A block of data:
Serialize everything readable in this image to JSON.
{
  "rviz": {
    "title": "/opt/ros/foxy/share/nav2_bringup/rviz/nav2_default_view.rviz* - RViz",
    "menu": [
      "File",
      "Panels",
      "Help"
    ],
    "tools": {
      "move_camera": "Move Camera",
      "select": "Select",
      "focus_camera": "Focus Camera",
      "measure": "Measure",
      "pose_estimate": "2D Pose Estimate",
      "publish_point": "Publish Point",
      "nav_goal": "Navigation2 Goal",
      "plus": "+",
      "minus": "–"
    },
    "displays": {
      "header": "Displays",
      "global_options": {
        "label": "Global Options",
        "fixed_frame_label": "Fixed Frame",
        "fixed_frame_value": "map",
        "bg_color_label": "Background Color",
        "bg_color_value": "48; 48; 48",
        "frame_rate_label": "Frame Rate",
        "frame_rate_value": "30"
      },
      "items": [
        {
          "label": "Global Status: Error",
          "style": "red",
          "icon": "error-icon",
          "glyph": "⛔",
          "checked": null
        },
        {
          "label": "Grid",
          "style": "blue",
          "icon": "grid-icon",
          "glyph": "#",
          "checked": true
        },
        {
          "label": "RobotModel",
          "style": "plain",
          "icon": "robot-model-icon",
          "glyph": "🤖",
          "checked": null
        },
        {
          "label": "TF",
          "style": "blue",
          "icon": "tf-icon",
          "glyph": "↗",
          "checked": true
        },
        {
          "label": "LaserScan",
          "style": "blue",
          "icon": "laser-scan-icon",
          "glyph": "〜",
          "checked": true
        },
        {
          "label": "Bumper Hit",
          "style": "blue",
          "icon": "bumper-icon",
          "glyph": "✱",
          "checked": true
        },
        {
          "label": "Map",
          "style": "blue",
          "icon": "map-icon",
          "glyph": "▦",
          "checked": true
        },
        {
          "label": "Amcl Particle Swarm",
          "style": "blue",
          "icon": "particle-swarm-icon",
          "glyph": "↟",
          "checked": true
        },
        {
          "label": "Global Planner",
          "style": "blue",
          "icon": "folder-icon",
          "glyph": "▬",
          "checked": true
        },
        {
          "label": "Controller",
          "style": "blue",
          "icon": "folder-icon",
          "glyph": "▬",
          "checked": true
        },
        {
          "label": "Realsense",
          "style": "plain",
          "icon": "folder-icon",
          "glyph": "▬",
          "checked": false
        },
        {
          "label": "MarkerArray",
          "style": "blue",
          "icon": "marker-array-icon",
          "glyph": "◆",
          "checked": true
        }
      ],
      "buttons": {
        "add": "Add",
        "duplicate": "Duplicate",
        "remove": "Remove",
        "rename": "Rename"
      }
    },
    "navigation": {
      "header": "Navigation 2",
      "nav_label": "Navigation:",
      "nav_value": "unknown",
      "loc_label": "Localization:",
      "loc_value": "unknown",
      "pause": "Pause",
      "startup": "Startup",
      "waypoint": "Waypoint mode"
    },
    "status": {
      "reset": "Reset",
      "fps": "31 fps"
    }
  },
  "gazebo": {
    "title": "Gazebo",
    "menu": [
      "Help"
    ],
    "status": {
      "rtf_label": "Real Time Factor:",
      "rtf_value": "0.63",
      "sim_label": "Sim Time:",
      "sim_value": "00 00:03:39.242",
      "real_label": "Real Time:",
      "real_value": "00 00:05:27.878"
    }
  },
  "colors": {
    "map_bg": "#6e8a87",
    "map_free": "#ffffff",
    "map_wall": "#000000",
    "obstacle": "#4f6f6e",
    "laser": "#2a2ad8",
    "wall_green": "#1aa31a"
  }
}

## Instruction
Word for word, restate all of the data shown above.

## Solution
Serialize everything readable in this image to JSON.
{
  "rviz": {
    "title": "/opt/ros/foxy/share/nav2_bringup/rviz/nav2_default_view.rviz* - RViz",
    "menu": [
      "File",
      "Panels",
      "Help"
    ],
    "tools": {
      "move_camera": "Move Camera",
      "select": "Select",
      "focus_camera": "Focus Camera",
      "measure": "Measure",
      "pose_estimate": "2D Pose Estimate",
      "publish_point": "Publish Point",
      "nav_goal": "Navigation2 Goal",
      "plus": "+",
      "minus": "–"
    },
    "displays": {
      "header": "Displays",
      "global_options": {
        "label": "Global Options",
        "fixed_frame_label": "Fixed Frame",
        "fixed_frame_value": "map",
        "bg_color_label": "Background Color",
        "bg_color_value": "48; 48; 48",
        "frame_rate_label": "Frame Rate",
        "frame_rate_value": "30"
      },
      "items": [
        {
          "label": "Global Status: Error",
          "style": "red",
          "icon": "error-icon",
          "glyph": "⛔",
          "checked": null
        },
        {
          "label": "Grid",
          "style": "blue",
          "icon": "grid-icon",
          "glyph": "#",
          "checked": true
        },
        {
          "label": "RobotModel",
          "style": "plain",
          "icon": "robot-model-icon",
          "glyph": "🤖",
          "checked": null
        },
        {
          "label": "TF",
          "style": "blue",
          "icon": "tf-icon",
          "glyph": "↗",
          "checked": true
        },
        {
          "label": "LaserScan",
          "style": "blue",
          "icon": "laser-scan-icon",
          "glyph": "〜",
          "checked": true
        },
        {
          "label": "Bumper Hit",
          "style": "blue",
          "icon": "bumper-icon",
          "glyph": "✱",
          "checked": true
        },
        {
          "label": "Map",
          "style": "blue",
          "icon": "map-icon",
          "glyph": "▦",
          "checked": true
        },
        {
          "label": "Amcl Particle Swarm",
          "style": "blue",
          "icon": "particle-swarm-icon",
          "glyph": "↟",
          "checked": true
        },
        {
          "label": "Global Planner",
          "style": "blue",
          "icon": "folder-icon",
          "glyph": "▬",
          "checked": true
        },
        {
          "label": "Controller",
          "style": "blue",
          "icon": "folder-icon",
          "glyph": "▬",
          "checked": true
        },
        {
          "label": "Realsense",
          "style": "plain",
          "icon": "folder-icon",
          "glyph": "▬",
          "checked": false
        },
        {
          "label": "MarkerArray",
          "style": "blue",
          "icon": "marker-array-icon",
          "glyph": "◆",
          "checked": true
        }
      ],
      "buttons": {
        "add": "Add",
        "duplicate": "Duplicate",
        "remove": "Remove",
        "rename": "Rename"
      }
    },
    "navigation": {
      "header": "Navigation 2",
      "nav_label": "Navigation:",
      "nav_value": "unknown",
      "loc_label": "Localization:",
      "loc_value": "unknown",
      "pause": "Pause",
      "startup": "Startup",
      "waypoint": "Waypoint mode"
    },
    "status": {
      "reset": "Reset",
      "fps": "31 fps"
    }
  },
  "gazebo": {
    "title": "Gazebo",
    "menu": [
      "Help"
    ],
    "status": {
      "rtf_label": "Real Time Factor:",
      "rtf_value": "0.63",
      "sim_label": "Sim Time:",
      "sim_value": "00 00:03:39.242",
      "real_label": "Real Time:",
      "real_value": "00 00:05:27.878"
    }
  },
  "colors": {
    "map_bg": "#6e8a87",
    "map_free": "#ffffff",
    "map_wall": "#000000",
    "obstacle": "#4f6f6e",
    "laser": "#2a2ad8",
    "wall_green": "#1aa31a"
  }
}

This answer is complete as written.